_Saved entries_

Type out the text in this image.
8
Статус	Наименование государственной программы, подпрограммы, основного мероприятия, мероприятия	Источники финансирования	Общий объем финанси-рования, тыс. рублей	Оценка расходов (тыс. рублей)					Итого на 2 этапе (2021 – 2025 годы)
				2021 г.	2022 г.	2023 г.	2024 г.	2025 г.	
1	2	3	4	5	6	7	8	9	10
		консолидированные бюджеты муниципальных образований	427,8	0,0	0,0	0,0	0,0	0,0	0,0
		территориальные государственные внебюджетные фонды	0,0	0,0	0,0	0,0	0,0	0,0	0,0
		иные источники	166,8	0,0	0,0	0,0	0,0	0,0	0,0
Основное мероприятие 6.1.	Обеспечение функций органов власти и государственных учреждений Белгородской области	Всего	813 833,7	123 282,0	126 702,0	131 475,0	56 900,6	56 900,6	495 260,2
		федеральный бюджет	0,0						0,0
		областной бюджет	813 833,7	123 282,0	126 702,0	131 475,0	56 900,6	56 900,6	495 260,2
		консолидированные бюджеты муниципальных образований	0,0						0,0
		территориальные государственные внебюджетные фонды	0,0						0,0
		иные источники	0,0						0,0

_TASK DESCRIPTION_
From the listing above, collect every line that mentions the word "фонды".

_RESPONSE TO THIS EXERCISE_
		территориальные государственные внебюджетные фонды	0,0	0,0	0,0	0,0	0,0	0,0	0,0
		территориальные государственные внебюджетные фонды	0,0						0,0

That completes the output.